Dataset →

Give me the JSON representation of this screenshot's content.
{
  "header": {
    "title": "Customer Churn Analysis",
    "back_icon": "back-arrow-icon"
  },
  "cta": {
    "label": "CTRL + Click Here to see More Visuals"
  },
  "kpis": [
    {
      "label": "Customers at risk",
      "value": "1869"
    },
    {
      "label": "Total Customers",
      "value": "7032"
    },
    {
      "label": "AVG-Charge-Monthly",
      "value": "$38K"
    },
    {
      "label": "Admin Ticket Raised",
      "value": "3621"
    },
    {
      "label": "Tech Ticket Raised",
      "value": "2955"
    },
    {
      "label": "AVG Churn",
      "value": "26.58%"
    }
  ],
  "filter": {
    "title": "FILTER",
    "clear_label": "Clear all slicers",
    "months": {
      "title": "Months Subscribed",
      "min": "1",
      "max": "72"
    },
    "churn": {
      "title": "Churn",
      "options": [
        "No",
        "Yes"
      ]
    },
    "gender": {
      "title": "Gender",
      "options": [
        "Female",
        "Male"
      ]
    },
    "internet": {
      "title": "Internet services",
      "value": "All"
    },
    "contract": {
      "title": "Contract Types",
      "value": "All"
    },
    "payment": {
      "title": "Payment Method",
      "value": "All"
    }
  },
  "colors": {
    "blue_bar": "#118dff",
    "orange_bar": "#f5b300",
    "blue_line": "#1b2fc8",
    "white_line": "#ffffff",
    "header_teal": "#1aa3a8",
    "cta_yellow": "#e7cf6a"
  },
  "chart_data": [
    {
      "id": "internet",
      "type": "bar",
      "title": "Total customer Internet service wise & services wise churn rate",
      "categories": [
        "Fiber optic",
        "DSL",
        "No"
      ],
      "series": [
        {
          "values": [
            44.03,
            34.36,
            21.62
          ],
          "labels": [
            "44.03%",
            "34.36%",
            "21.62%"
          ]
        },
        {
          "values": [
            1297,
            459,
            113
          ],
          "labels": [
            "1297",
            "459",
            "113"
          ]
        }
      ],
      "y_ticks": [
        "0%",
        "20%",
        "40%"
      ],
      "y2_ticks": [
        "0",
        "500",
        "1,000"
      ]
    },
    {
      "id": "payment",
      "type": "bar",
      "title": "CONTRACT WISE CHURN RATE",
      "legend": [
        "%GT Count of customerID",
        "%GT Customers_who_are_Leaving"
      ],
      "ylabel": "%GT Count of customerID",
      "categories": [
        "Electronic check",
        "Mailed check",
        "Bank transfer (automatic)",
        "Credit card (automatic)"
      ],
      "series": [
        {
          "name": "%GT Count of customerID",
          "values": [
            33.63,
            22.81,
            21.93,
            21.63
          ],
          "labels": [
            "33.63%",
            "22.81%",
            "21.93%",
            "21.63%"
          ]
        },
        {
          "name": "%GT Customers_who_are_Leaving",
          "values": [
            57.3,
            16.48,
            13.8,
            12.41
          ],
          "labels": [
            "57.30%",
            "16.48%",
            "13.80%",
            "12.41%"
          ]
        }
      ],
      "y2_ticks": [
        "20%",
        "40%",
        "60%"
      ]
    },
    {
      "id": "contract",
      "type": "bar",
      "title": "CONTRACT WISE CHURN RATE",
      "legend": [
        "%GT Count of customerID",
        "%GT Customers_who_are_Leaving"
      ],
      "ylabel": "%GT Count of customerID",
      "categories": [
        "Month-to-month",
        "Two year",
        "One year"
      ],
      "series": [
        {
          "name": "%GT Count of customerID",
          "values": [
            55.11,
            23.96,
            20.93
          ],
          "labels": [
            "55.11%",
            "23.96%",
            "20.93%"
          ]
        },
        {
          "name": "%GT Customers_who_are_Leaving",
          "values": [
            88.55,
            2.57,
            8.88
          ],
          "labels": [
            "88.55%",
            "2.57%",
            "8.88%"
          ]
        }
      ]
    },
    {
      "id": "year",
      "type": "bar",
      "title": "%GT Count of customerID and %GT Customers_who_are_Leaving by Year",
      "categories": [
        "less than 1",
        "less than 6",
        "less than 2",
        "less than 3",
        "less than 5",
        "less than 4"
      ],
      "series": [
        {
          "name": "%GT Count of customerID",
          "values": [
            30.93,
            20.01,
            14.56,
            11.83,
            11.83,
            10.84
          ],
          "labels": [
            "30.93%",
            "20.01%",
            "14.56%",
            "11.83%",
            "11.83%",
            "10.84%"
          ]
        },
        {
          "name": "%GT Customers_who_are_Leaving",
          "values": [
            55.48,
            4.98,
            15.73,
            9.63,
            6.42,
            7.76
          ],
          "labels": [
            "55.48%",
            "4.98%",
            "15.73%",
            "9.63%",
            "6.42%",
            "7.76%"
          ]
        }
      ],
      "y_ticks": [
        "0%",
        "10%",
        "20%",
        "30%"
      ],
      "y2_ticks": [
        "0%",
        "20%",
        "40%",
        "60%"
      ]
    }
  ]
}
--
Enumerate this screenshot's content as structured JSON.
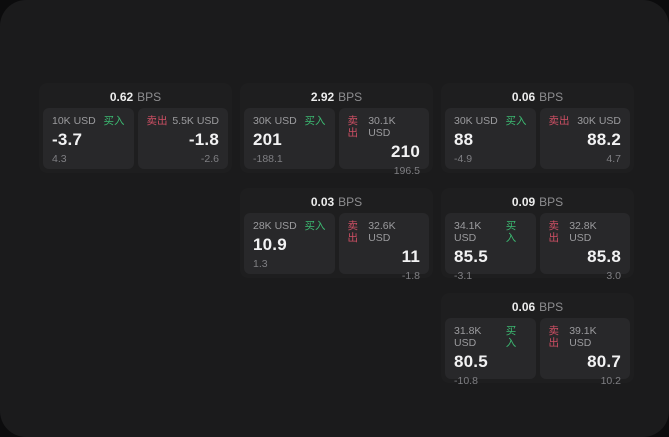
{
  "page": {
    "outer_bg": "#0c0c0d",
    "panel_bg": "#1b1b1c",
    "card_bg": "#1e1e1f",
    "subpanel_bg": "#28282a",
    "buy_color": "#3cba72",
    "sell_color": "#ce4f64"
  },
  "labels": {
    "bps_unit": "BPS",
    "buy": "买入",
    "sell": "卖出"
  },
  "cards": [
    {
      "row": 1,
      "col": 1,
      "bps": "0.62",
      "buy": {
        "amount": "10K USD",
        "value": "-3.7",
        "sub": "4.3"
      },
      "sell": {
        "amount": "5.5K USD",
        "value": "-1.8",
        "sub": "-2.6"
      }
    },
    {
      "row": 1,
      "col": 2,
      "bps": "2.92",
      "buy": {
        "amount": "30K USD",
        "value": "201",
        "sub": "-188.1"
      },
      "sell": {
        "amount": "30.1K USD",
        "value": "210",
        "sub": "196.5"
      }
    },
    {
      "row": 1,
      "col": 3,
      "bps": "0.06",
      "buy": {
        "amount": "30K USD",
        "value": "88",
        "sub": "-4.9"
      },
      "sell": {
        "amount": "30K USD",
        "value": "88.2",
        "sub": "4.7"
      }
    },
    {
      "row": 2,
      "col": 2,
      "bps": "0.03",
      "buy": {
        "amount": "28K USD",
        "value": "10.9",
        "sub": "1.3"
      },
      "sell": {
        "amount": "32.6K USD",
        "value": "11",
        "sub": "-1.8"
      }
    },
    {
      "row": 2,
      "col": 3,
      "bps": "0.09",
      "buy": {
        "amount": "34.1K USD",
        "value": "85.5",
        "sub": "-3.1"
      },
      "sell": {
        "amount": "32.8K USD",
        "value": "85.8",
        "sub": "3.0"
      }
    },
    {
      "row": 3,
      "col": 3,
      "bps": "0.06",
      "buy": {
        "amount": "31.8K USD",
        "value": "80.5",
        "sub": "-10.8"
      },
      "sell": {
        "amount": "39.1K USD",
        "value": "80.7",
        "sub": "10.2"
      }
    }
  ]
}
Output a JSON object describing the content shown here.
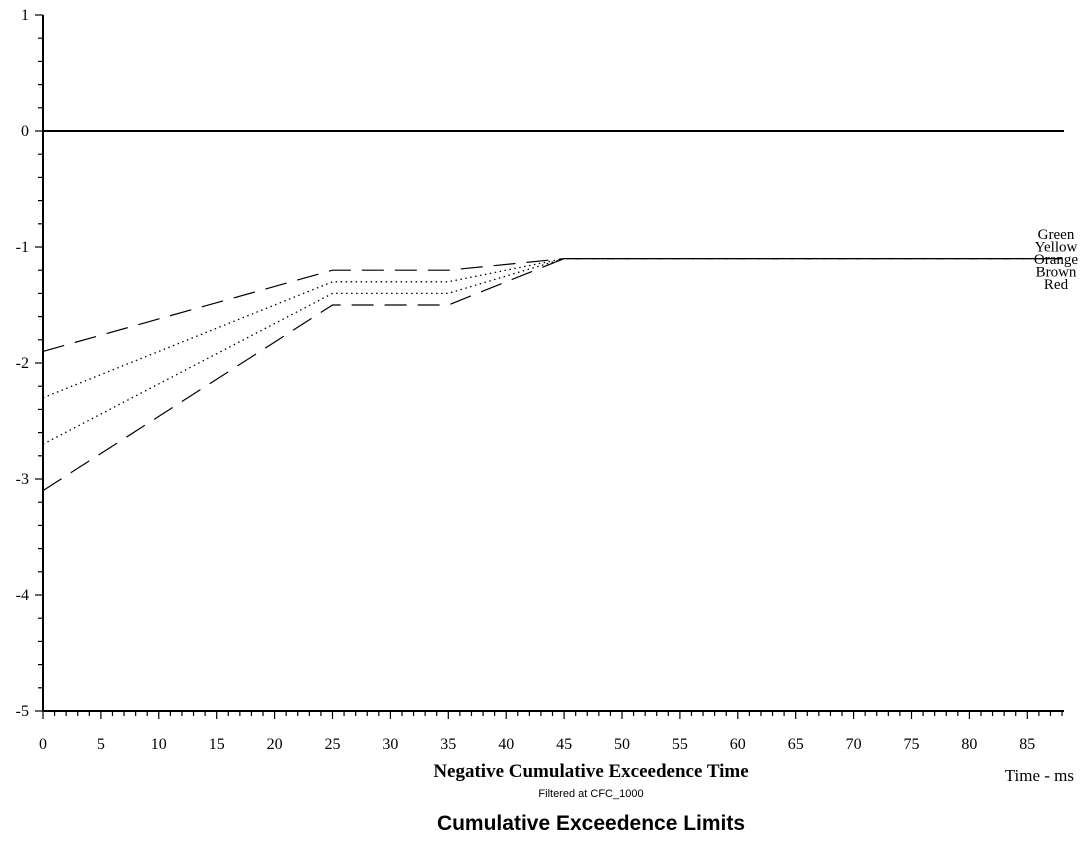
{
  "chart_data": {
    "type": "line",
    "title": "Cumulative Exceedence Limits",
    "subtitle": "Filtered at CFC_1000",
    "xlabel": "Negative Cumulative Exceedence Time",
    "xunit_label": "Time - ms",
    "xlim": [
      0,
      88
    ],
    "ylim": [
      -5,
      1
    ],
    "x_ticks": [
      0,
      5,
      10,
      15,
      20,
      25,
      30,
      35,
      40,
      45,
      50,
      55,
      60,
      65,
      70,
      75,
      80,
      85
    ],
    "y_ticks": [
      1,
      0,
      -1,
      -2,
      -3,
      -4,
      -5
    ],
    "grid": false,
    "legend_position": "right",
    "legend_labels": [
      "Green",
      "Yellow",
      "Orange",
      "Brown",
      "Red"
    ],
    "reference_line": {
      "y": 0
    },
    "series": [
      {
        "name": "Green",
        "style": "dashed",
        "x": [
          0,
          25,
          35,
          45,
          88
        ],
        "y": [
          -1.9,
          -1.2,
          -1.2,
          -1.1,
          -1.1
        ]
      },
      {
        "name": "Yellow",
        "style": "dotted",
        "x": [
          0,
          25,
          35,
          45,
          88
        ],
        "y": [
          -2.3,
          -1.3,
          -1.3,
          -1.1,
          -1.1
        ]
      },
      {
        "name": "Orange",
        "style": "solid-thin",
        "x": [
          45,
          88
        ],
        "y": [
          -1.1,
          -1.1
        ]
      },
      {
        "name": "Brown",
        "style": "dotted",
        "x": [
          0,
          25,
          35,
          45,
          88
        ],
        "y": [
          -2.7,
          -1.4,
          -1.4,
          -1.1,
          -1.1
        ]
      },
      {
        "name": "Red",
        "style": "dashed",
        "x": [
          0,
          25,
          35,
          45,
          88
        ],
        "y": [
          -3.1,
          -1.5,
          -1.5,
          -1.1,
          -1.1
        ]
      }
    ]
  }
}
---
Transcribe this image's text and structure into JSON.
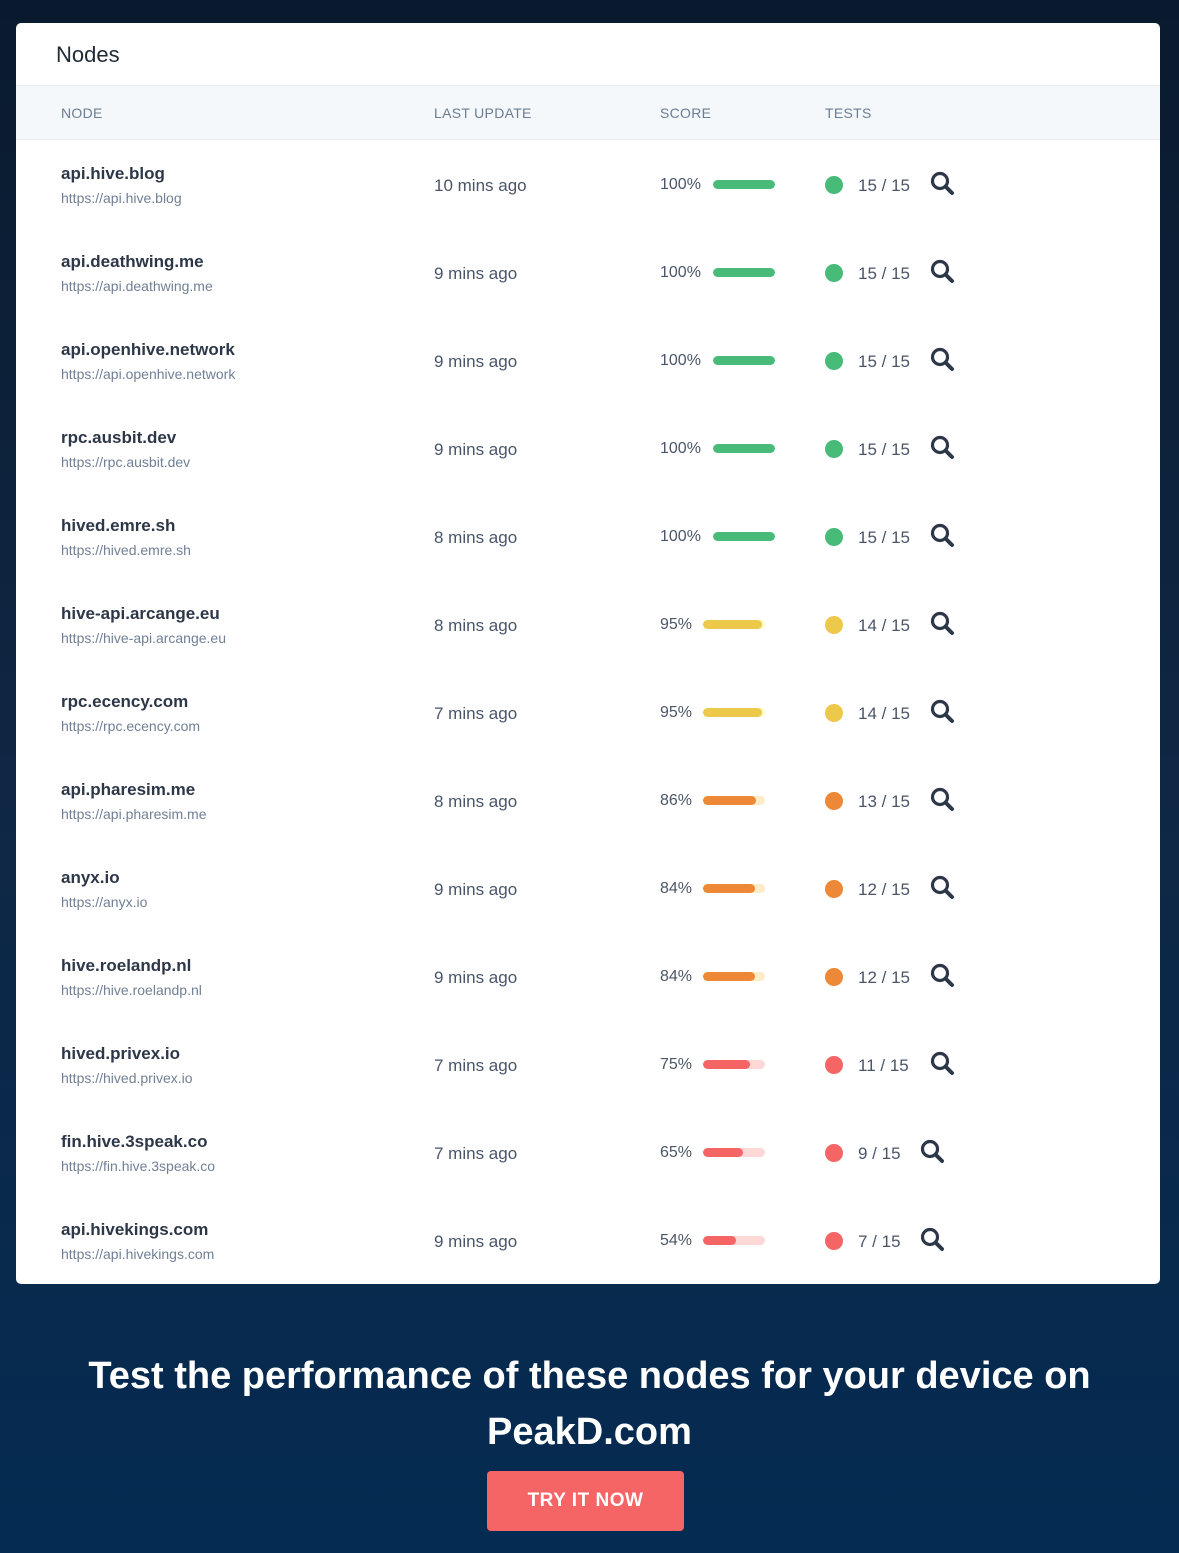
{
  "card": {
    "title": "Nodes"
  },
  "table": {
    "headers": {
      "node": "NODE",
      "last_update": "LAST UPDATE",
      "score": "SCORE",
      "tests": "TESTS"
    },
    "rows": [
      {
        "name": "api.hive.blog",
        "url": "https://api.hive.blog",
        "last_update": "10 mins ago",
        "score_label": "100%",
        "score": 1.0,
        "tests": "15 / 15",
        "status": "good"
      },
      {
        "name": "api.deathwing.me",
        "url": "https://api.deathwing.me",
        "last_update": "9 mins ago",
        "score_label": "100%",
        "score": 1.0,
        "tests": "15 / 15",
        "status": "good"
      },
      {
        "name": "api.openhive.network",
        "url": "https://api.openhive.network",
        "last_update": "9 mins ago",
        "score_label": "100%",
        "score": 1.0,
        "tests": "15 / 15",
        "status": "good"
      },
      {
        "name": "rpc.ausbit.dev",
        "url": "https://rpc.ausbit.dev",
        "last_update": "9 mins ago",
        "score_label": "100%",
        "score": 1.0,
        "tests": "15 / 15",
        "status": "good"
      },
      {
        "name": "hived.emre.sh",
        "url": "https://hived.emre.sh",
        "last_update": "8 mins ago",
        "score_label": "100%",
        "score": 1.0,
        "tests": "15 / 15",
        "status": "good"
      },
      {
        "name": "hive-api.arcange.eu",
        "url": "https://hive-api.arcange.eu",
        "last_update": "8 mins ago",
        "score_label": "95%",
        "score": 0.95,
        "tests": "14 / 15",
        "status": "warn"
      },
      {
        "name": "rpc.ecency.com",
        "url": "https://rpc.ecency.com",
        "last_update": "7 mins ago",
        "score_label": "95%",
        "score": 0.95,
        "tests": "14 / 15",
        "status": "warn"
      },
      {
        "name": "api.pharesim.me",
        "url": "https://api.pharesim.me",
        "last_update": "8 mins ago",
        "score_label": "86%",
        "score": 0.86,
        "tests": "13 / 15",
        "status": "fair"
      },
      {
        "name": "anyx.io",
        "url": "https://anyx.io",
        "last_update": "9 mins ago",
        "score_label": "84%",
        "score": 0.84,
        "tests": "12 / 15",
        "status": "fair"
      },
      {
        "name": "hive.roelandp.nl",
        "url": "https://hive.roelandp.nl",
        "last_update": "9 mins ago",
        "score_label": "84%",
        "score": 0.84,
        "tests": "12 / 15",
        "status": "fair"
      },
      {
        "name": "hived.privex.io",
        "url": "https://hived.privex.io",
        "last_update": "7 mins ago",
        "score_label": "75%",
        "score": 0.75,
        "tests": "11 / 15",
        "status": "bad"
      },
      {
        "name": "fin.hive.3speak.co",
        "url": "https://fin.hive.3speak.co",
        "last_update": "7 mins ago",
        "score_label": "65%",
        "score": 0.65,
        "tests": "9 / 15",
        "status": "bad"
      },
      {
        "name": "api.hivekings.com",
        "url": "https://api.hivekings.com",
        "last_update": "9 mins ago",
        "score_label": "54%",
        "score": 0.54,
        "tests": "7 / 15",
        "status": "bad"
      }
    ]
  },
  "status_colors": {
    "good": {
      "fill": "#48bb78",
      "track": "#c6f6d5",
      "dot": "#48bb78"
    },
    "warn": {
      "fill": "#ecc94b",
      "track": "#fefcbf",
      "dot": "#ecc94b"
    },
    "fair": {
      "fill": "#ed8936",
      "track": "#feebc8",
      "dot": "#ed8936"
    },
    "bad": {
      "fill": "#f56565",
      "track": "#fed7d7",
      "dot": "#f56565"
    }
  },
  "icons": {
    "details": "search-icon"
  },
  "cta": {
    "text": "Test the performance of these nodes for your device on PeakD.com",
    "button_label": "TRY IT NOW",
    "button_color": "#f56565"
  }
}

Aim →
Find the lines that include the string "content", then copy each of them.

Written solution →
Give me the JSON representation of this screenshot's content.
Enumerate this screenshot's content as structured JSON.
Output a JSON object describing the content shown here.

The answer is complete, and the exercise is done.